Data for processing:
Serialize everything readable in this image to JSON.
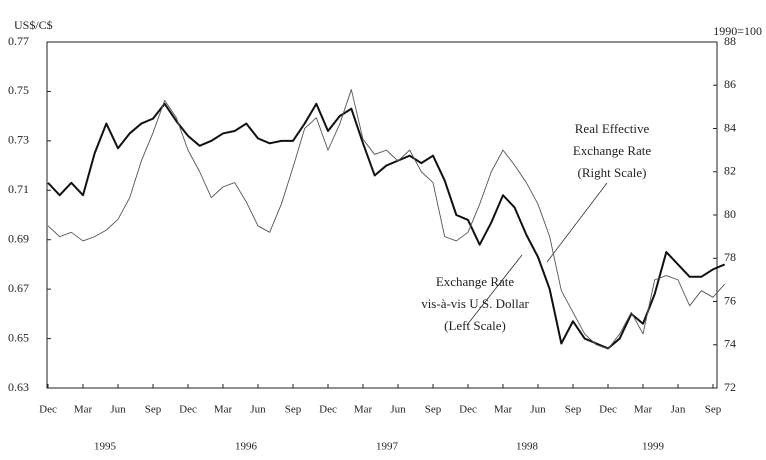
{
  "chart_data": {
    "type": "line",
    "y_label": "US$/C$",
    "y2_label": "1990=100",
    "categories": [
      "Dec",
      null,
      null,
      "Mar",
      null,
      null,
      "Jun",
      null,
      null,
      "Sep",
      null,
      null,
      "Dec",
      null,
      null,
      "Mar",
      null,
      null,
      "Jun",
      null,
      null,
      "Sep",
      null,
      null,
      "Dec",
      null,
      null,
      "Mar",
      null,
      null,
      "Jun",
      null,
      null,
      "Sep",
      null,
      null,
      "Dec",
      null,
      null,
      "Mar",
      null,
      null,
      "Jun",
      null,
      null,
      "Sep",
      null,
      null,
      "Dec",
      null,
      null,
      "Mar",
      null,
      null,
      "Jan",
      null,
      null,
      "Sep",
      null
    ],
    "years": [
      "1995",
      "1996",
      "1997",
      "1998",
      "1999"
    ],
    "series": [
      {
        "name": "Exchange Rate vis-à-vis U.S. Dollar (Left Scale)",
        "color": "#111",
        "width": 2,
        "axis": "y",
        "values": [
          0.713,
          0.708,
          0.713,
          0.708,
          0.725,
          0.737,
          0.727,
          0.733,
          0.737,
          0.739,
          0.745,
          0.738,
          0.732,
          0.728,
          0.73,
          0.733,
          0.734,
          0.737,
          0.731,
          0.729,
          0.73,
          0.73,
          0.737,
          0.745,
          0.734,
          0.74,
          0.743,
          0.729,
          0.716,
          0.72,
          0.722,
          0.724,
          0.721,
          0.724,
          0.714,
          0.7,
          0.698,
          0.688,
          0.697,
          0.708,
          0.703,
          0.692,
          0.683,
          0.67,
          0.648,
          0.657,
          0.65,
          0.648,
          0.646,
          0.65,
          0.66,
          0.656,
          0.668,
          0.685,
          0.68,
          0.675,
          0.675,
          0.678,
          0.68
        ]
      },
      {
        "name": "Real Effective Exchange Rate (Right Scale)",
        "color": "#555",
        "width": 0.9,
        "axis": "y2",
        "values": [
          79.5,
          79.0,
          79.2,
          78.8,
          79.0,
          79.3,
          79.8,
          80.8,
          82.5,
          83.8,
          85.3,
          84.5,
          83.0,
          82.0,
          80.8,
          81.3,
          81.5,
          80.6,
          79.5,
          79.2,
          80.5,
          82.2,
          84.0,
          84.5,
          83.0,
          84.2,
          85.8,
          83.5,
          82.8,
          83.0,
          82.5,
          83.0,
          82.0,
          81.5,
          79.0,
          78.8,
          79.2,
          80.5,
          82.0,
          83.0,
          82.3,
          81.5,
          80.5,
          79.0,
          76.5,
          75.5,
          74.5,
          74.0,
          73.8,
          74.5,
          75.5,
          74.5,
          77.0,
          77.2,
          77.0,
          75.8,
          76.5,
          76.2,
          76.8
        ]
      }
    ],
    "annotations": [
      {
        "lines": [
          "Real Effective",
          "Exchange Rate",
          "(Right Scale)"
        ]
      },
      {
        "lines": [
          "Exchange Rate",
          "vis-à-vis U.S. Dollar",
          "(Left Scale)"
        ]
      }
    ],
    "ylim": [
      0.63,
      0.77
    ],
    "yticks": [
      0.63,
      0.65,
      0.67,
      0.69,
      0.71,
      0.73,
      0.75,
      0.77
    ],
    "y2lim": [
      72,
      88
    ],
    "y2ticks": [
      72,
      74,
      76,
      78,
      80,
      82,
      84,
      86,
      88
    ]
  }
}
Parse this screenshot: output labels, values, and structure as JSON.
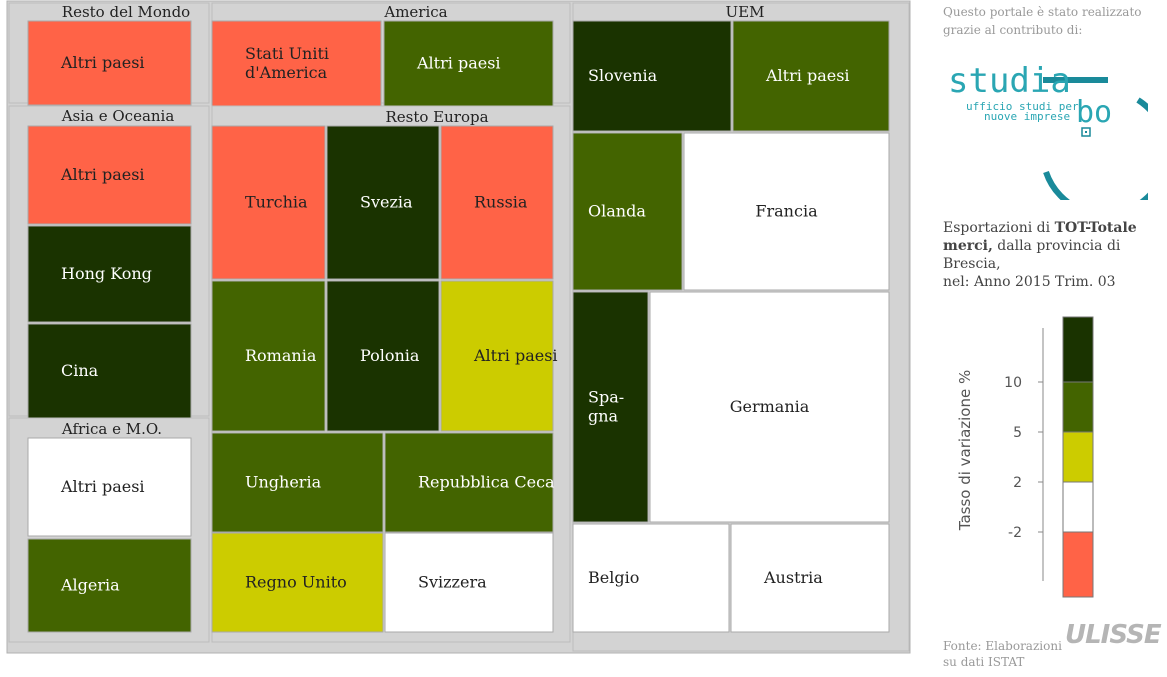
{
  "credit": "Questo portale è stato realizzato grazie al contributo di:",
  "logo": {
    "name": "studia bo",
    "main": "studia",
    "suffix": "bo",
    "sub1": "ufficio studi per",
    "sub2": "nuove imprese"
  },
  "caption": {
    "pre": "Esportazioni di ",
    "bold": "TOT-Totale merci,",
    "post": " dalla provincia di Brescia,",
    "period": "nel: Anno 2015 Trim. 03"
  },
  "source": {
    "line1": "Fonte: Elaborazioni",
    "line2": "su dati ISTAT"
  },
  "brand": "ULISSE",
  "chart_data": {
    "type": "treemap",
    "title": "",
    "color_scale": {
      "label": "Tasso di variazione %",
      "breaks": [
        -2,
        2,
        5,
        10
      ],
      "bins": [
        {
          "range": "< -2",
          "color": "#ff6347"
        },
        {
          "range": "-2 – 2",
          "color": "#ffffff"
        },
        {
          "range": "2 – 5",
          "color": "#cccc00"
        },
        {
          "range": "5 – 10",
          "color": "#436400"
        },
        {
          "range": "> 10",
          "color": "#1a3300"
        }
      ]
    },
    "groups": [
      {
        "name": "Resto del Mondo",
        "items": [
          {
            "name": "Altri paesi",
            "bin": "< -2"
          }
        ]
      },
      {
        "name": "America",
        "items": [
          {
            "name": "Stati Uniti d'America",
            "bin": "< -2"
          },
          {
            "name": "Altri paesi",
            "bin": "5 – 10"
          }
        ]
      },
      {
        "name": "Asia e Oceania",
        "items": [
          {
            "name": "Altri paesi",
            "bin": "< -2"
          },
          {
            "name": "Hong Kong",
            "bin": "> 10"
          },
          {
            "name": "Cina",
            "bin": "> 10"
          }
        ]
      },
      {
        "name": "Africa e M.O.",
        "items": [
          {
            "name": "Altri paesi",
            "bin": "-2 – 2"
          },
          {
            "name": "Algeria",
            "bin": "5 – 10"
          }
        ]
      },
      {
        "name": "Resto Europa",
        "items": [
          {
            "name": "Turchia",
            "bin": "< -2"
          },
          {
            "name": "Svezia",
            "bin": "> 10"
          },
          {
            "name": "Russia",
            "bin": "< -2"
          },
          {
            "name": "Romania",
            "bin": "5 – 10"
          },
          {
            "name": "Polonia",
            "bin": "> 10"
          },
          {
            "name": "Altri paesi",
            "bin": "2 – 5"
          },
          {
            "name": "Ungheria",
            "bin": "5 – 10"
          },
          {
            "name": "Repubblica Ceca",
            "bin": "5 – 10"
          },
          {
            "name": "Regno Unito",
            "bin": "2 – 5"
          },
          {
            "name": "Svizzera",
            "bin": "-2 – 2"
          }
        ]
      },
      {
        "name": "UEM",
        "items": [
          {
            "name": "Slovenia",
            "bin": "> 10"
          },
          {
            "name": "Altri paesi",
            "bin": "5 – 10"
          },
          {
            "name": "Olanda",
            "bin": "5 – 10"
          },
          {
            "name": "Francia",
            "bin": "-2 – 2"
          },
          {
            "name": "Spagna",
            "bin": "> 10"
          },
          {
            "name": "Germania",
            "bin": "-2 – 2"
          },
          {
            "name": "Belgio",
            "bin": "-2 – 2"
          },
          {
            "name": "Austria",
            "bin": "-2 – 2"
          }
        ]
      }
    ]
  }
}
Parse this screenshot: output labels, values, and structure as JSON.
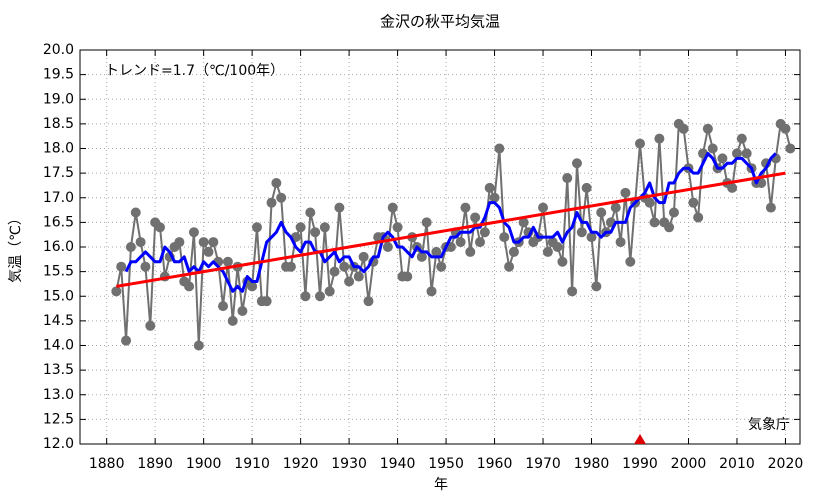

Aim of the exercise: Return every line containing "Resto".

Result of the exercise:
        "name": "Resto del Mondo",
        "name": "Resto Europa",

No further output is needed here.